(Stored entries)
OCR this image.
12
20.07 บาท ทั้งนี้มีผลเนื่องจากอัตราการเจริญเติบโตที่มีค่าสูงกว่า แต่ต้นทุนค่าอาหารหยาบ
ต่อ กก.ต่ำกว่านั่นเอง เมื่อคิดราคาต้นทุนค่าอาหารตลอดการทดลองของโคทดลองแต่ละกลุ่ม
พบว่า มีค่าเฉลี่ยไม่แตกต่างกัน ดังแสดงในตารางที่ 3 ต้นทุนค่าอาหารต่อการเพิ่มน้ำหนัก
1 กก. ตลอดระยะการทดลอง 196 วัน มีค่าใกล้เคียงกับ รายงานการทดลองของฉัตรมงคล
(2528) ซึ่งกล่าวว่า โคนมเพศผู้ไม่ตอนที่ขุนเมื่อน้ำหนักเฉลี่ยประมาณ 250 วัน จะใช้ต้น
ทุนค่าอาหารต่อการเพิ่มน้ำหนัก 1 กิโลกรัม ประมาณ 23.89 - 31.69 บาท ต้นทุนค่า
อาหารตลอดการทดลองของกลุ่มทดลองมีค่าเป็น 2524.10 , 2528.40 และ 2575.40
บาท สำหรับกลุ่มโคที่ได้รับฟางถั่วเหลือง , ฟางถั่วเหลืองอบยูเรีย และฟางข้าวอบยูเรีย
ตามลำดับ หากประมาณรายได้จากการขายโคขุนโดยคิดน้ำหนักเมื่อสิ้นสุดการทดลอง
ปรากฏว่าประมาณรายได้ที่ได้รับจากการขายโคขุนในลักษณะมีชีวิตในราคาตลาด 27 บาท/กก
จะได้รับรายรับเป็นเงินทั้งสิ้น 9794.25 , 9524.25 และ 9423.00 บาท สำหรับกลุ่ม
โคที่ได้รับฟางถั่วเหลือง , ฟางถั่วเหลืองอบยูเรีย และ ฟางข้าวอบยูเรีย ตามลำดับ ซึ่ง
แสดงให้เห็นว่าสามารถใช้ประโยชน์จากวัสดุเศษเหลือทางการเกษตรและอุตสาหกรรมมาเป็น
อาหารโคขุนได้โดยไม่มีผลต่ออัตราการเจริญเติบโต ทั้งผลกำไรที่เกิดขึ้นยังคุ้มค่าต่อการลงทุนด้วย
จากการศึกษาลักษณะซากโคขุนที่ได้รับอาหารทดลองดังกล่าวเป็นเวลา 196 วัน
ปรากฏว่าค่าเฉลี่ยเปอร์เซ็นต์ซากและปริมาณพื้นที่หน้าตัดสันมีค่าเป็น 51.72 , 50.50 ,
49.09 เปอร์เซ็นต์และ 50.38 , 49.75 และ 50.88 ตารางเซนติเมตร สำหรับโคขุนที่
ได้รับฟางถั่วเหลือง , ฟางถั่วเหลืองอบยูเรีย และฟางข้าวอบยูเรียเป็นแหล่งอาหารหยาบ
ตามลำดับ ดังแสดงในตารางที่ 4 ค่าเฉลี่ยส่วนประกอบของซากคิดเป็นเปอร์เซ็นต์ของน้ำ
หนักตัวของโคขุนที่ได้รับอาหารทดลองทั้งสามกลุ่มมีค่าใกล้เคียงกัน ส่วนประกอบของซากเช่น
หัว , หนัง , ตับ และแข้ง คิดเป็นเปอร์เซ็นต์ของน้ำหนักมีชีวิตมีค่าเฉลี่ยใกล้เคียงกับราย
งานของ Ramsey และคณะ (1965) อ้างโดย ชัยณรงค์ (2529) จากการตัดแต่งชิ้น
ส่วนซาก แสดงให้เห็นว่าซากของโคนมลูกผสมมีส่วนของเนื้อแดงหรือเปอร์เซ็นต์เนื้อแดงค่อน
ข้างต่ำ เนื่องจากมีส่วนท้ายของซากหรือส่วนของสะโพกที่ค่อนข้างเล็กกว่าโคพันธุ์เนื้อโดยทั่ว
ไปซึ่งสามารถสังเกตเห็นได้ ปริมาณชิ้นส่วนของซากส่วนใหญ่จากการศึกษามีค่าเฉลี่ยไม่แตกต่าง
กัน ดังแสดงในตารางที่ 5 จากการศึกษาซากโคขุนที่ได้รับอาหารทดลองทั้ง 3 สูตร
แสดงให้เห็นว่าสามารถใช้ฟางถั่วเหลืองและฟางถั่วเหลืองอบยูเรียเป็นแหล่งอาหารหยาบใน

• _To be done_
Check each line above for the word "ของน", and copy the lines where it appears.

• _Correct answer_
ตามลำดับ ดังแสดงในตารางที่ 4 ค่าเฉลี่ยส่วนประกอบของซากคิดเป็นเปอร์เซ็นต์ของน้ำ
หัว , หนัง , ตับ และแข้ง คิดเป็นเปอร์เซ็นต์ของน้ำหนักมีชีวิตมีค่าเฉลี่ยใกล้เคียงกับราย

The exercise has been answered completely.